*Task description:*
Are you able to retype all the records below exactly?

Items listed in a dataset:
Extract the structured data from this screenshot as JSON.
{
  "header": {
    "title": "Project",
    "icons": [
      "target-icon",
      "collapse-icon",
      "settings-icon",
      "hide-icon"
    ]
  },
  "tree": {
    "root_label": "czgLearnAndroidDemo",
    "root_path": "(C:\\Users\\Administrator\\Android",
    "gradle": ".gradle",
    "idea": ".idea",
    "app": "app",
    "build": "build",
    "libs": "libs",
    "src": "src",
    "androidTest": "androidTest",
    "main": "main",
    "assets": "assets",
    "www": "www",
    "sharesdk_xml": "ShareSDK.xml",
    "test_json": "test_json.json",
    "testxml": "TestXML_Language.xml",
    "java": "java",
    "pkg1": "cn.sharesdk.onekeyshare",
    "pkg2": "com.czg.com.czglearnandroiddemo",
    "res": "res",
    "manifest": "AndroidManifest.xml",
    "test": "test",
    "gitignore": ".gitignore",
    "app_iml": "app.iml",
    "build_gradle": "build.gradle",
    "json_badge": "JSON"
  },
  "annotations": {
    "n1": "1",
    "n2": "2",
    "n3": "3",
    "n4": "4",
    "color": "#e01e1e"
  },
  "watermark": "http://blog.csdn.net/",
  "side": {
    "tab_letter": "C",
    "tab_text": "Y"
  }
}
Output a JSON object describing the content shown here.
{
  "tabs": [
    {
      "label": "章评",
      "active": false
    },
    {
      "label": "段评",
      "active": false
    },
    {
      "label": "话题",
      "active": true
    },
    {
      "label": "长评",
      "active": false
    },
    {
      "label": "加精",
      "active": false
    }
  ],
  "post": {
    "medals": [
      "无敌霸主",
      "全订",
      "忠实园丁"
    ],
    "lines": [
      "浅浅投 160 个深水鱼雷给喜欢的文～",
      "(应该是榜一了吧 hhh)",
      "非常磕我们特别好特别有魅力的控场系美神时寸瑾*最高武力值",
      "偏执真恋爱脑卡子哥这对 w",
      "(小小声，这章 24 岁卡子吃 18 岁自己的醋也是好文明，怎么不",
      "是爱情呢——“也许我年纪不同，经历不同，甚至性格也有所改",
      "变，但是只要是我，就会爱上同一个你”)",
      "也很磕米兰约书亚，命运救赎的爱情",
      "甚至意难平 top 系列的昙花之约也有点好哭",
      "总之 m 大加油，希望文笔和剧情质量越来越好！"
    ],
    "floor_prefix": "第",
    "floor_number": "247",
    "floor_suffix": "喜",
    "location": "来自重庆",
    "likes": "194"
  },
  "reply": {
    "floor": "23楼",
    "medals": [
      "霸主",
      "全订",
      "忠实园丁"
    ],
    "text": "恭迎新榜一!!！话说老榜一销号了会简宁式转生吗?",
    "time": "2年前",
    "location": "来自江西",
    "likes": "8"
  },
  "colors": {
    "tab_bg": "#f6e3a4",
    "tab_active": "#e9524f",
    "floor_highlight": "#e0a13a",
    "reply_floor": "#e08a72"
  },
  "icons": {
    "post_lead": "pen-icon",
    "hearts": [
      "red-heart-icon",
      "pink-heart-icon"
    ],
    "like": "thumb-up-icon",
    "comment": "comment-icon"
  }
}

*Written solution:*
Extract the structured data from this screenshot as JSON.
{
  "header": {
    "title": "Project",
    "icons": [
      "target-icon",
      "collapse-icon",
      "settings-icon",
      "hide-icon"
    ]
  },
  "tree": {
    "root_label": "czgLearnAndroidDemo",
    "root_path": "(C:\\Users\\Administrator\\Android",
    "gradle": ".gradle",
    "idea": ".idea",
    "app": "app",
    "build": "build",
    "libs": "libs",
    "src": "src",
    "androidTest": "androidTest",
    "main": "main",
    "assets": "assets",
    "www": "www",
    "sharesdk_xml": "ShareSDK.xml",
    "test_json": "test_json.json",
    "testxml": "TestXML_Language.xml",
    "java": "java",
    "pkg1": "cn.sharesdk.onekeyshare",
    "pkg2": "com.czg.com.czglearnandroiddemo",
    "res": "res",
    "manifest": "AndroidManifest.xml",
    "test": "test",
    "gitignore": ".gitignore",
    "app_iml": "app.iml",
    "build_gradle": "build.gradle",
    "json_badge": "JSON"
  },
  "annotations": {
    "n1": "1",
    "n2": "2",
    "n3": "3",
    "n4": "4",
    "color": "#e01e1e"
  },
  "watermark": "http://blog.csdn.net/",
  "side": {
    "tab_letter": "C",
    "tab_text": "Y"
  }
}
Output a JSON object describing the content shown here.
{
  "tabs": [
    {
      "label": "章评",
      "active": false
    },
    {
      "label": "段评",
      "active": false
    },
    {
      "label": "话题",
      "active": true
    },
    {
      "label": "长评",
      "active": false
    },
    {
      "label": "加精",
      "active": false
    }
  ],
  "post": {
    "medals": [
      "无敌霸主",
      "全订",
      "忠实园丁"
    ],
    "lines": [
      "浅浅投 160 个深水鱼雷给喜欢的文～",
      "(应该是榜一了吧 hhh)",
      "非常磕我们特别好特别有魅力的控场系美神时寸瑾*最高武力值",
      "偏执真恋爱脑卡子哥这对 w",
      "(小小声，这章 24 岁卡子吃 18 岁自己的醋也是好文明，怎么不",
      "是爱情呢——“也许我年纪不同，经历不同，甚至性格也有所改",
      "变，但是只要是我，就会爱上同一个你”)",
      "也很磕米兰约书亚，命运救赎的爱情",
      "甚至意难平 top 系列的昙花之约也有点好哭",
      "总之 m 大加油，希望文笔和剧情质量越来越好！"
    ],
    "floor_prefix": "第",
    "floor_number": "247",
    "floor_suffix": "喜",
    "location": "来自重庆",
    "likes": "194"
  },
  "reply": {
    "floor": "23楼",
    "medals": [
      "霸主",
      "全订",
      "忠实园丁"
    ],
    "text": "恭迎新榜一!!！话说老榜一销号了会简宁式转生吗?",
    "time": "2年前",
    "location": "来自江西",
    "likes": "8"
  },
  "colors": {
    "tab_bg": "#f6e3a4",
    "tab_active": "#e9524f",
    "floor_highlight": "#e0a13a",
    "reply_floor": "#e08a72"
  },
  "icons": {
    "post_lead": "pen-icon",
    "hearts": [
      "red-heart-icon",
      "pink-heart-icon"
    ],
    "like": "thumb-up-icon",
    "comment": "comment-icon"
  }
}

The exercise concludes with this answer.